**Listed entries:**
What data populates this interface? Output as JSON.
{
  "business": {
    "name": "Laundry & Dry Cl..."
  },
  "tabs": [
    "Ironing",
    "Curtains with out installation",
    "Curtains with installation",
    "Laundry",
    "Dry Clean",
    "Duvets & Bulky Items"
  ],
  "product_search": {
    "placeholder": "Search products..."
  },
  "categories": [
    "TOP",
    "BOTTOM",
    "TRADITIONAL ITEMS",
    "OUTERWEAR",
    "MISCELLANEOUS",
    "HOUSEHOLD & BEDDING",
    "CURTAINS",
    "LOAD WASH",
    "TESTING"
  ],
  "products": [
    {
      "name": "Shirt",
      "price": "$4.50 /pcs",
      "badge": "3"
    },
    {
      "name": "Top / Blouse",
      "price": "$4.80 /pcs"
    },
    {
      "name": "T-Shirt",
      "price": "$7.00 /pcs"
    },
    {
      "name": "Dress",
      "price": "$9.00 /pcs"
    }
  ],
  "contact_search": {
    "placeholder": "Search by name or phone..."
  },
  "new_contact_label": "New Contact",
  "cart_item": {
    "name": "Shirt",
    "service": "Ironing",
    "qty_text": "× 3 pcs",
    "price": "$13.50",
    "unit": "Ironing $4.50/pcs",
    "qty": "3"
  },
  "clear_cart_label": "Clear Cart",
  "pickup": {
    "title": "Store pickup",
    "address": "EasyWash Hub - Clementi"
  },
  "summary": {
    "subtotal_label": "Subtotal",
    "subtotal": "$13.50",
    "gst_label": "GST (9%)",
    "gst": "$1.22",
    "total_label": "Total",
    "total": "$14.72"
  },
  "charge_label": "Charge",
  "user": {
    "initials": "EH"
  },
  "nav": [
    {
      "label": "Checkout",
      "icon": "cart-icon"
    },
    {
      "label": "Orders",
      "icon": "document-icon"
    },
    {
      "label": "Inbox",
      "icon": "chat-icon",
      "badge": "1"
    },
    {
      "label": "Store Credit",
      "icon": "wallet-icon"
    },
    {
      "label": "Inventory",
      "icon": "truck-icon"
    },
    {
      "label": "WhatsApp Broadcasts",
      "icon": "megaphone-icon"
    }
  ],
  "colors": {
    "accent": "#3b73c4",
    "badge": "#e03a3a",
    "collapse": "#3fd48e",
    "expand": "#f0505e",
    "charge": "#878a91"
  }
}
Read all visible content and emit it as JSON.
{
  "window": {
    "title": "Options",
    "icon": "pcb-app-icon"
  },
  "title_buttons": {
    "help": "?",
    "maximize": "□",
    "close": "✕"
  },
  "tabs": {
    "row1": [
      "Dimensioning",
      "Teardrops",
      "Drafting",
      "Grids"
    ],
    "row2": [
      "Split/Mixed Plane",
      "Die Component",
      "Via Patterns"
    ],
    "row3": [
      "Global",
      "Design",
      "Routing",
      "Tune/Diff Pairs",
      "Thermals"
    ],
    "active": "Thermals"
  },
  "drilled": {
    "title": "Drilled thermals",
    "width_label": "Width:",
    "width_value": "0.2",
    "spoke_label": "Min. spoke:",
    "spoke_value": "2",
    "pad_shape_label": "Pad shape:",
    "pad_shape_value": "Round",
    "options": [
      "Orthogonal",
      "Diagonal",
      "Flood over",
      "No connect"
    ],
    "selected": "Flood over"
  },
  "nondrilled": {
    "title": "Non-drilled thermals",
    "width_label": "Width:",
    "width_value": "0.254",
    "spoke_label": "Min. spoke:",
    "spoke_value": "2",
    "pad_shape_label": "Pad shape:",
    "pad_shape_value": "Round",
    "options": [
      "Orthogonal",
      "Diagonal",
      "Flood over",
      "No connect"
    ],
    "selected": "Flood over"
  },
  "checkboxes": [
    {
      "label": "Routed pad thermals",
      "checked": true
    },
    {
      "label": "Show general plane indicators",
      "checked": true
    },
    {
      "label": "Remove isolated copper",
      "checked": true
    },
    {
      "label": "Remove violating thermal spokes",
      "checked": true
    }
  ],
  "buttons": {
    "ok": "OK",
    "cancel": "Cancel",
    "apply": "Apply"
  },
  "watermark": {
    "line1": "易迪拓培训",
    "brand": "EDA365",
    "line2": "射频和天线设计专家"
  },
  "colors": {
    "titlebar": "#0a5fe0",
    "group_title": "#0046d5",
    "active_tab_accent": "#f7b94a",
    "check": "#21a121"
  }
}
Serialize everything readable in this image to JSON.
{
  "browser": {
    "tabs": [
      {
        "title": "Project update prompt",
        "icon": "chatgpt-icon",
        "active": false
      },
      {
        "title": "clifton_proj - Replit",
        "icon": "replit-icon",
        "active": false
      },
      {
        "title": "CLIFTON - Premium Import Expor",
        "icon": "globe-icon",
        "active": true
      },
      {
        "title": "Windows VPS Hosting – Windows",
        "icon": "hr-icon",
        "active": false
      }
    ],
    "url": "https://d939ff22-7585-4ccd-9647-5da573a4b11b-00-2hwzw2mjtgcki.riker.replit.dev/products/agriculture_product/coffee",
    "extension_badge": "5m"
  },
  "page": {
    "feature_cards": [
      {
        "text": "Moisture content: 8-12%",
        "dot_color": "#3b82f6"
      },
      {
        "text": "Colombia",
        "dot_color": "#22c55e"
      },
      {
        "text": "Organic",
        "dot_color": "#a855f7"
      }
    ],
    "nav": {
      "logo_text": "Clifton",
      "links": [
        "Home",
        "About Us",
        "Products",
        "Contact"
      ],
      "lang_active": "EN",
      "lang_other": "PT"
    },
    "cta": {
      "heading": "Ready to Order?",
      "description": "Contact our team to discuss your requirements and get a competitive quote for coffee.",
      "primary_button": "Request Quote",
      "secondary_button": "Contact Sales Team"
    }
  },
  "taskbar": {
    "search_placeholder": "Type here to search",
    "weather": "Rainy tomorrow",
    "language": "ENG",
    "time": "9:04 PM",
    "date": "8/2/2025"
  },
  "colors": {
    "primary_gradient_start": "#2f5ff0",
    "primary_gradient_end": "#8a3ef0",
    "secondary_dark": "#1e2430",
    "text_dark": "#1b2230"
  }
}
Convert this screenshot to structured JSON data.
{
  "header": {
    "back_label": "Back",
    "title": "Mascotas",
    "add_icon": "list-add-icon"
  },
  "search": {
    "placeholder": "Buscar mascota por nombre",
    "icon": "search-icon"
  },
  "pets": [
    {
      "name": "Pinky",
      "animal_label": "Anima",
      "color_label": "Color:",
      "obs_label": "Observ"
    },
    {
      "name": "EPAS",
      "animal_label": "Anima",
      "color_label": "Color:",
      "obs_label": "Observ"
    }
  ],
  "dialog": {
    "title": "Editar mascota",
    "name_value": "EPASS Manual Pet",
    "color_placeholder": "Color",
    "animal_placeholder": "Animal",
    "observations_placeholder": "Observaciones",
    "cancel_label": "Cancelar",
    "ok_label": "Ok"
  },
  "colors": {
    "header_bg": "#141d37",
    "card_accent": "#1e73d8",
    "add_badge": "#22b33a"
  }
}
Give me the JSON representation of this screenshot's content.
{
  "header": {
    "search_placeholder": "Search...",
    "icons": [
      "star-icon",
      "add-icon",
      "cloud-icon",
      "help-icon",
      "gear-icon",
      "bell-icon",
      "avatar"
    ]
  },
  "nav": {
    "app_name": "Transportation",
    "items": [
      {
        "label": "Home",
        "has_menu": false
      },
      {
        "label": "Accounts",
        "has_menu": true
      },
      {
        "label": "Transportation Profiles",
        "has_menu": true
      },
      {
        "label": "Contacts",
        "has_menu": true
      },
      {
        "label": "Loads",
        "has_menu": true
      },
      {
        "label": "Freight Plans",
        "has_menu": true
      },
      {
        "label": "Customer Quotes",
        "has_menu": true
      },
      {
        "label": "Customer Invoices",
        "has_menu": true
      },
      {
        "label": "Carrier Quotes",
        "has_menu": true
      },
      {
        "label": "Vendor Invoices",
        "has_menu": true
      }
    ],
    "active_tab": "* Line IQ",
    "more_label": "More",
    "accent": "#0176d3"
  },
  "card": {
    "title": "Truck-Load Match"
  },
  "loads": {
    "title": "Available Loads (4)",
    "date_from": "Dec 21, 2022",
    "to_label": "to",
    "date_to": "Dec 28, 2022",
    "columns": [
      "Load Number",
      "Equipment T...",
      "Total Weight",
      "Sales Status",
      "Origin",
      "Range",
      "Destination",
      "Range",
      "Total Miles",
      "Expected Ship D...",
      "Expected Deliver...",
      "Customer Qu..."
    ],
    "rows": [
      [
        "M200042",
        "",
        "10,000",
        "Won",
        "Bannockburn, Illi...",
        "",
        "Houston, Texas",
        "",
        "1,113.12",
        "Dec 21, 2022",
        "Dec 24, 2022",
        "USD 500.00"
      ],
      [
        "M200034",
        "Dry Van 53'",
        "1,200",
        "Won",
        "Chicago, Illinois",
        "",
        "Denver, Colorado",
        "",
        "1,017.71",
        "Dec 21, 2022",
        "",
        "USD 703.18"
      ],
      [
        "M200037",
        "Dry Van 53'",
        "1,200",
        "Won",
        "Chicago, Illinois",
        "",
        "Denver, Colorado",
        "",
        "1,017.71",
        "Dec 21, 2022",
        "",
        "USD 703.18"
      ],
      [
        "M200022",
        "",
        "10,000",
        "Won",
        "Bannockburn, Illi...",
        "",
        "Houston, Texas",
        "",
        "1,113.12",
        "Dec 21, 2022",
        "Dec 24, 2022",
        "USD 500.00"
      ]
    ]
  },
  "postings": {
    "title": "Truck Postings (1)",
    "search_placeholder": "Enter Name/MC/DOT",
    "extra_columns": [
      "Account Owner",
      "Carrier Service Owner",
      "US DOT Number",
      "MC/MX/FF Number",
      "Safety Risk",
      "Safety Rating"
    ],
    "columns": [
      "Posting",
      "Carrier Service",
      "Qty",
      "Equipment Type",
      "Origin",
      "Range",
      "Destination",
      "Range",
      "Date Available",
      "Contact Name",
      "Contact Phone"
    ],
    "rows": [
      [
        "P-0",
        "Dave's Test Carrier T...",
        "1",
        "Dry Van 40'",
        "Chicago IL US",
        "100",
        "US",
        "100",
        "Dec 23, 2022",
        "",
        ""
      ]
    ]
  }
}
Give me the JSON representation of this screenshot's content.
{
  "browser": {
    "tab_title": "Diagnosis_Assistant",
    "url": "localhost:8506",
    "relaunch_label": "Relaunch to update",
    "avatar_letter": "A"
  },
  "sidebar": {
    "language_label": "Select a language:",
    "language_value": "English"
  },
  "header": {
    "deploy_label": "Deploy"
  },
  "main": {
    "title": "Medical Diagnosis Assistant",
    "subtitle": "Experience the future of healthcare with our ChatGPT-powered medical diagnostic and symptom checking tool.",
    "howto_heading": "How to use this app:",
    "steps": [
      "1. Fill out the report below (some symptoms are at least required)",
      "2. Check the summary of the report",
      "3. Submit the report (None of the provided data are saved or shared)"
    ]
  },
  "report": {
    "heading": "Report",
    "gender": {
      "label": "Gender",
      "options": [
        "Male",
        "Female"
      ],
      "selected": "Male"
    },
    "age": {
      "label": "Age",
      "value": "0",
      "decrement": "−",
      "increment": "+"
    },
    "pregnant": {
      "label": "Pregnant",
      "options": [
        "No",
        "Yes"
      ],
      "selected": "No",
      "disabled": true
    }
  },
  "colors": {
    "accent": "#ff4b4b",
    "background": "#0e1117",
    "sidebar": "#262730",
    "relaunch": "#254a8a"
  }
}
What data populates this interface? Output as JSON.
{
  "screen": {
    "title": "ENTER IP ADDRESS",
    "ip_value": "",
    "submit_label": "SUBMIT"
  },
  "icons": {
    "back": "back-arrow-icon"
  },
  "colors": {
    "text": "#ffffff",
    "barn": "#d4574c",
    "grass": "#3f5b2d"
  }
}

**Exercise goal:** Lines of the material that contain the word "selected" are to be gathered.

**Completed task:**
    "selected": "Flood over"
    "selected": "Flood over"
      "selected": "Male"
      "selected": "No",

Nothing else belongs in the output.